(Objective): State how many lines in these records contain the word "categories", and nothing else.

(Supplied information):
________________________________________
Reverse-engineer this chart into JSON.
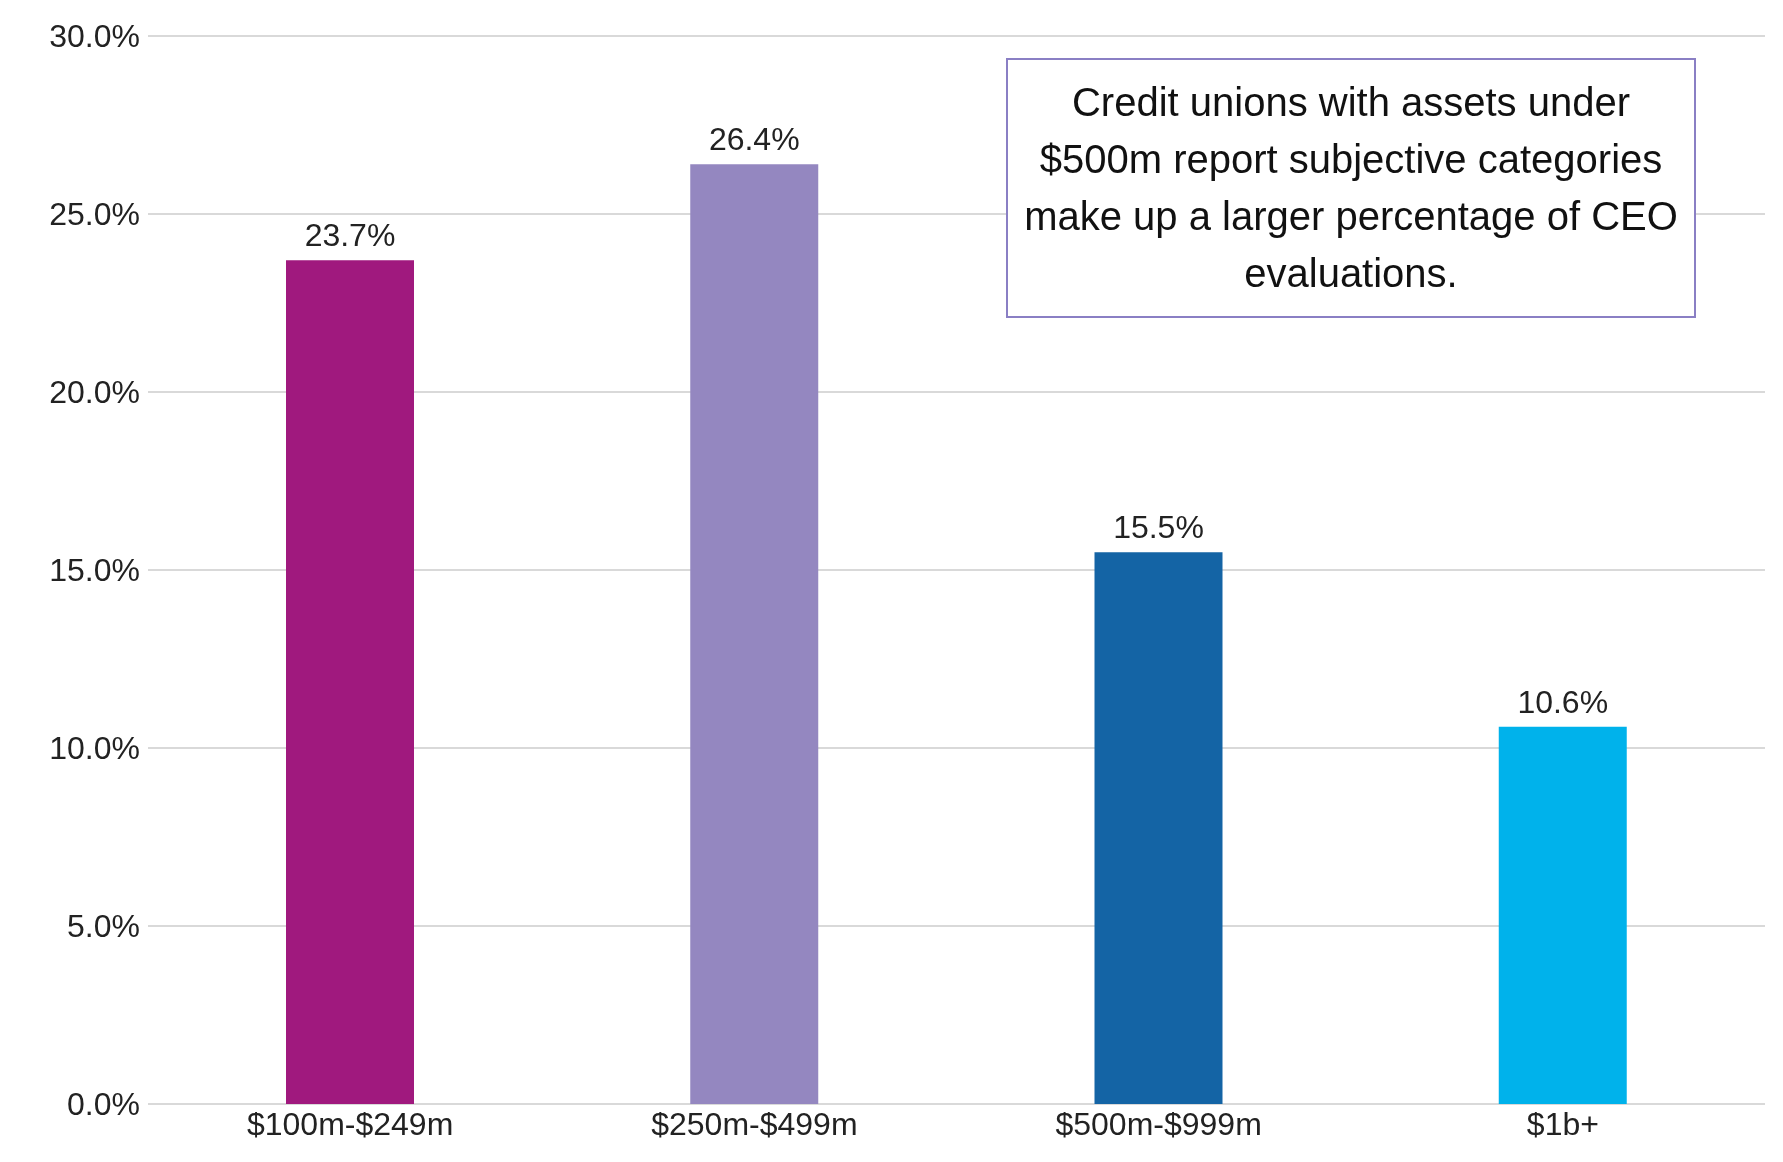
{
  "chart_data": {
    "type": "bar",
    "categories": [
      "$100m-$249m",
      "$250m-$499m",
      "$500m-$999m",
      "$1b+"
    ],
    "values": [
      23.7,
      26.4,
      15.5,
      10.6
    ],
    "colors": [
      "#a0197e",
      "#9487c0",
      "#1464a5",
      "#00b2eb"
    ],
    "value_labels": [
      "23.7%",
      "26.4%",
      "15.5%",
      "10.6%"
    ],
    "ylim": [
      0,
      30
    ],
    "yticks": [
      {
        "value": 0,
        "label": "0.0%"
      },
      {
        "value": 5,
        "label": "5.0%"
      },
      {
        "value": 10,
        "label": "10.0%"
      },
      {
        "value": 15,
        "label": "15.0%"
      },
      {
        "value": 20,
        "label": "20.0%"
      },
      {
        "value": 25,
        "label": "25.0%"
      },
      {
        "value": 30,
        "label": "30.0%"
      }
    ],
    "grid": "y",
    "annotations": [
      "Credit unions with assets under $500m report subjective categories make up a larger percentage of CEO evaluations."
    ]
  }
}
________________________________________
(Solution for this exercise): 2